» WHAT THIS TASK INVOLVES:
Starting at the line that holds "Extract the structured", copy every line exactly through the end of the data, and no others.

» ITEMS:
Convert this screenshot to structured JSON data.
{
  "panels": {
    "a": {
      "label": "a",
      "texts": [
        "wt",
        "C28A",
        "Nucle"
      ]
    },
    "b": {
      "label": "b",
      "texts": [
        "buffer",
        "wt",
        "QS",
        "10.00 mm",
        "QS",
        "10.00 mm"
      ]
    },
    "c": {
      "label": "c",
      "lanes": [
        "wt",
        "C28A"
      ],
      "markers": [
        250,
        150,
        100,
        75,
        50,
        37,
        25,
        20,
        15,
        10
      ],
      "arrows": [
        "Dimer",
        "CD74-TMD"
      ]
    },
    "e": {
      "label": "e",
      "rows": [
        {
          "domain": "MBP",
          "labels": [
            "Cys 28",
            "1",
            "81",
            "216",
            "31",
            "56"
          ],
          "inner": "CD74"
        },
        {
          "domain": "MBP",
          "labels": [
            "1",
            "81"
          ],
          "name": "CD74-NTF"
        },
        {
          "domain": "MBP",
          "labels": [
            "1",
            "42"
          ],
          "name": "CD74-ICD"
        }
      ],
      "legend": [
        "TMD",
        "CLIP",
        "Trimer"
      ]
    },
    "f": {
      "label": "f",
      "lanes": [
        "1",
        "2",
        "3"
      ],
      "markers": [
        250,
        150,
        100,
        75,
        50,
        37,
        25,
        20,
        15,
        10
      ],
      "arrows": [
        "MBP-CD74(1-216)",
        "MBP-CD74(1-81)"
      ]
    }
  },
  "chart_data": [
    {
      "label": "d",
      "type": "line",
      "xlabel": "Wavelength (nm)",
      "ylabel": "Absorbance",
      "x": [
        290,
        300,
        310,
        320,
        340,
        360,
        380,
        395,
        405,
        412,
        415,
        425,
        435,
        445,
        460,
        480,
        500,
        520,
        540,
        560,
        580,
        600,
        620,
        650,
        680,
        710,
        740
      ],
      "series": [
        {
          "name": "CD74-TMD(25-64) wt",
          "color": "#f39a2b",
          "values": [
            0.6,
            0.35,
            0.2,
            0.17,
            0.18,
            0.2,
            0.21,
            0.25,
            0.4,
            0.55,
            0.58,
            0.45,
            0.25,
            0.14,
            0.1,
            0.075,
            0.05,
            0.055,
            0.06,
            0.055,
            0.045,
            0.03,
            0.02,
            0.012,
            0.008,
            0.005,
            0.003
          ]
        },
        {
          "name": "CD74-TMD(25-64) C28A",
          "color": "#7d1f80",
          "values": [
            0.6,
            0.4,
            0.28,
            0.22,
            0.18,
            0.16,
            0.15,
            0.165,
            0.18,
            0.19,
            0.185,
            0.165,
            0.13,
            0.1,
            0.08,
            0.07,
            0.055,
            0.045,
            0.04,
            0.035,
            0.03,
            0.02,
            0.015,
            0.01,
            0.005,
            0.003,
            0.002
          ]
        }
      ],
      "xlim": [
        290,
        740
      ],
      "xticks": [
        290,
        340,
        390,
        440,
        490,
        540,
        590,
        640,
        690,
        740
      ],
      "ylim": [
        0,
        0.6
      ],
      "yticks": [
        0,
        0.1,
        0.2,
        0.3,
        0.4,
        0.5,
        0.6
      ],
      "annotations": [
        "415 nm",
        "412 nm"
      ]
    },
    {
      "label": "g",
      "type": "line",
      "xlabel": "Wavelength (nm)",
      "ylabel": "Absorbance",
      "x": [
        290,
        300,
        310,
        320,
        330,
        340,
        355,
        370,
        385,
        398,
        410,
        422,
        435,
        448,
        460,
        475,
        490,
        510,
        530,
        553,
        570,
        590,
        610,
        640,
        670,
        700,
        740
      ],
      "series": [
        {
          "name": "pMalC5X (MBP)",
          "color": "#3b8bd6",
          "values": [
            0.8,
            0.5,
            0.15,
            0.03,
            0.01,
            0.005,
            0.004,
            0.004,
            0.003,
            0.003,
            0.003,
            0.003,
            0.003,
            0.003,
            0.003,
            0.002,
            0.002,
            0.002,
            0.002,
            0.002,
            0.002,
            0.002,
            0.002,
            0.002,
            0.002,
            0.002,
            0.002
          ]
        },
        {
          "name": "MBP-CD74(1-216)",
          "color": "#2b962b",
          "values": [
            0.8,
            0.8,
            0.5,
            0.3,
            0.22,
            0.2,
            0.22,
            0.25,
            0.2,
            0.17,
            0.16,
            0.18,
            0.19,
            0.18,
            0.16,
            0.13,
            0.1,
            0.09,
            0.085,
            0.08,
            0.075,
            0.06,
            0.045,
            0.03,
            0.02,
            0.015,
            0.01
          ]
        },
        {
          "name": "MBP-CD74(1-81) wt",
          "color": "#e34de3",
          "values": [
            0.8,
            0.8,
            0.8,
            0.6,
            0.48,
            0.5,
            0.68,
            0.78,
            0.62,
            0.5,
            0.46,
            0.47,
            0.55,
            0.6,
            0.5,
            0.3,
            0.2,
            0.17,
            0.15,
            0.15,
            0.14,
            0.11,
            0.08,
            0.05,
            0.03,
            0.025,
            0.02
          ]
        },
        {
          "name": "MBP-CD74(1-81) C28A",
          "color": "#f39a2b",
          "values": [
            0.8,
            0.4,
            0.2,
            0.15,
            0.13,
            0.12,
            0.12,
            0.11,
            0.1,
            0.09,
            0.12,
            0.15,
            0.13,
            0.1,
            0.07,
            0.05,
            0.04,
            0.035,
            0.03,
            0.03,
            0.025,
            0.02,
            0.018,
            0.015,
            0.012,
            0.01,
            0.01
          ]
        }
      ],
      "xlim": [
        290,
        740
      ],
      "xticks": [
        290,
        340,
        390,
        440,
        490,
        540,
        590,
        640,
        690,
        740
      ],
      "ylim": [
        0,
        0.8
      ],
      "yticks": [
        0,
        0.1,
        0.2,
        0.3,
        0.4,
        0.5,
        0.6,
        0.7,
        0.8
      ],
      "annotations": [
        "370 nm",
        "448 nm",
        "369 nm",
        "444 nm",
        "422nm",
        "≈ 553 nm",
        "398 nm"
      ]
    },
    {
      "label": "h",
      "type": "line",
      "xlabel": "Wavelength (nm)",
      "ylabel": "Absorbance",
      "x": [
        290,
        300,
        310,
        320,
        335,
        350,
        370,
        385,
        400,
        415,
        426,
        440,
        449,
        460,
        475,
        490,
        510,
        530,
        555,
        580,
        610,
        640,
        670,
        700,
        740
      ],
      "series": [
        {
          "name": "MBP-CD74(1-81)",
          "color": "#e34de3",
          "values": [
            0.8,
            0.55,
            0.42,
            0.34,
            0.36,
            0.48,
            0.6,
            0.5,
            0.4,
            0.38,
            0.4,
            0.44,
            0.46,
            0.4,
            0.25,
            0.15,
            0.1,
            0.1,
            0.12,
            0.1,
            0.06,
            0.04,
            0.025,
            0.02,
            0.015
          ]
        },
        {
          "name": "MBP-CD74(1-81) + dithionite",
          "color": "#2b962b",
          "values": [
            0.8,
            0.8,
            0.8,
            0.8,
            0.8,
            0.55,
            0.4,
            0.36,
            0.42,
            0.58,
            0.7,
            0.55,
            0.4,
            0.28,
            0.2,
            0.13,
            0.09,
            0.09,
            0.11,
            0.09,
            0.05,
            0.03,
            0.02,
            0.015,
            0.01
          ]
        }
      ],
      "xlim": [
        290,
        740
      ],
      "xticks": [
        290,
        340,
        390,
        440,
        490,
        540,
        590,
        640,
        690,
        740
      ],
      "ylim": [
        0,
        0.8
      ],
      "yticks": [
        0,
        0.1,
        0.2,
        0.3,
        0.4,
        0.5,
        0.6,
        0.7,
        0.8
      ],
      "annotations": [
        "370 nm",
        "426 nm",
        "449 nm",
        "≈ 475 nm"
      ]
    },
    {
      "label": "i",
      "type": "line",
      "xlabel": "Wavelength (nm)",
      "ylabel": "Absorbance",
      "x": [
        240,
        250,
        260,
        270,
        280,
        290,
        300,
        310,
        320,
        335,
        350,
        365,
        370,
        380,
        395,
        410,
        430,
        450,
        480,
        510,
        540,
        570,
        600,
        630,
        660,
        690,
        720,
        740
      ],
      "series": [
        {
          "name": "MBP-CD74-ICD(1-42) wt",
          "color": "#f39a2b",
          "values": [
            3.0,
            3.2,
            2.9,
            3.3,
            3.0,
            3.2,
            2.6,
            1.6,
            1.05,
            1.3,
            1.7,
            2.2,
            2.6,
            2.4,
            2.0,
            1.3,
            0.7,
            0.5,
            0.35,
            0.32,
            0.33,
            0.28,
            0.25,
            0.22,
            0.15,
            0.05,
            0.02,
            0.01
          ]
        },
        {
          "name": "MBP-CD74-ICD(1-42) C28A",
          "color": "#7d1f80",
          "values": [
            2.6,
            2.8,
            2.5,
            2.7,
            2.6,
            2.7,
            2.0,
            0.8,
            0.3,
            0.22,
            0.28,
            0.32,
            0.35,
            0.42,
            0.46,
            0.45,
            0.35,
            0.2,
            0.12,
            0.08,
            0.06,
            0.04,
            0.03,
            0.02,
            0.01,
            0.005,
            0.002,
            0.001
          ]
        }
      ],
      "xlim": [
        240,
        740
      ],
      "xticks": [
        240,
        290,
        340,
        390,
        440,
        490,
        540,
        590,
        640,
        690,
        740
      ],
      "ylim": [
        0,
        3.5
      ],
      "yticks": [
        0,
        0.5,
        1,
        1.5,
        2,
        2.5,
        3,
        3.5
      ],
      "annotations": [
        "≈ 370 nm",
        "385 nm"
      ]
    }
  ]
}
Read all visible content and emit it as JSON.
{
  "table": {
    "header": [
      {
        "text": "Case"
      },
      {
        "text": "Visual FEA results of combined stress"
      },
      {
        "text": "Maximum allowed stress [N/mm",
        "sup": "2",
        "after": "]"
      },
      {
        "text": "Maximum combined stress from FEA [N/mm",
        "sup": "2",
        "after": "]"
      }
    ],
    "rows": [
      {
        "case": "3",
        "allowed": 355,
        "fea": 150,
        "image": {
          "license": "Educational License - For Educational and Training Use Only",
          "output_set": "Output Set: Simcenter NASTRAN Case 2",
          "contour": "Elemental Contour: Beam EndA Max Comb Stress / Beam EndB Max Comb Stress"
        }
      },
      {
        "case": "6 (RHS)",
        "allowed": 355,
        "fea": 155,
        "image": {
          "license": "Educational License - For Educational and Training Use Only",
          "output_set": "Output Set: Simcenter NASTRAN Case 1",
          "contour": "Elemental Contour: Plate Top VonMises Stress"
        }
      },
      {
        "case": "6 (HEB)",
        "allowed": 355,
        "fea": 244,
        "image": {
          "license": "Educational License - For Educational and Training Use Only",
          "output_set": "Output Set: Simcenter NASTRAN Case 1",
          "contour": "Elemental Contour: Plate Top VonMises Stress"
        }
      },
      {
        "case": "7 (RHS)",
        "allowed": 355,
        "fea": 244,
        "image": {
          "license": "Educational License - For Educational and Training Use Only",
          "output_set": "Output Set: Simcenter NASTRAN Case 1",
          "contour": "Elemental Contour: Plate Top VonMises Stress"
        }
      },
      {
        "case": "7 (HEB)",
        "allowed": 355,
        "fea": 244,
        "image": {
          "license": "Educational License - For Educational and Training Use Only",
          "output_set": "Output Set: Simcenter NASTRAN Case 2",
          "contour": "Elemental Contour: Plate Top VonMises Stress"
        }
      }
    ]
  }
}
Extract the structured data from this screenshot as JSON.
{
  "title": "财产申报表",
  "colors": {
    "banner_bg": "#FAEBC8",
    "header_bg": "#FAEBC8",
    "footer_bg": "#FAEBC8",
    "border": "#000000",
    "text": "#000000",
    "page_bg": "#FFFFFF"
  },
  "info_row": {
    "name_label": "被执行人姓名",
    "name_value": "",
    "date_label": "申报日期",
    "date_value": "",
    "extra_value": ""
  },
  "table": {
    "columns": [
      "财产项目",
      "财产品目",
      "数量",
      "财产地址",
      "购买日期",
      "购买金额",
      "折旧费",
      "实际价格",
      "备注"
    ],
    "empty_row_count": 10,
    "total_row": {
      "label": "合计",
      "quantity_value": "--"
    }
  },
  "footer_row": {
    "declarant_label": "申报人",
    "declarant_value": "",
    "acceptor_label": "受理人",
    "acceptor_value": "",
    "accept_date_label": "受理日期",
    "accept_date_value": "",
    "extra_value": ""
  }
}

» ANSWER TO THIS PROBLEM:
Extract the structured data from this screenshot as JSON.
{
  "title": "财产申报表",
  "colors": {
    "banner_bg": "#FAEBC8",
    "header_bg": "#FAEBC8",
    "footer_bg": "#FAEBC8",
    "border": "#000000",
    "text": "#000000",
    "page_bg": "#FFFFFF"
  },
  "info_row": {
    "name_label": "被执行人姓名",
    "name_value": "",
    "date_label": "申报日期",
    "date_value": "",
    "extra_value": ""
  },
  "table": {
    "columns": [
      "财产项目",
      "财产品目",
      "数量",
      "财产地址",
      "购买日期",
      "购买金额",
      "折旧费",
      "实际价格",
      "备注"
    ],
    "empty_row_count": 10,
    "total_row": {
      "label": "合计",
      "quantity_value": "--"
    }
  },
  "footer_row": {
    "declarant_label": "申报人",
    "declarant_value": "",
    "acceptor_label": "受理人",
    "acceptor_value": "",
    "accept_date_label": "受理日期",
    "accept_date_value": "",
    "extra_value": ""
  }
}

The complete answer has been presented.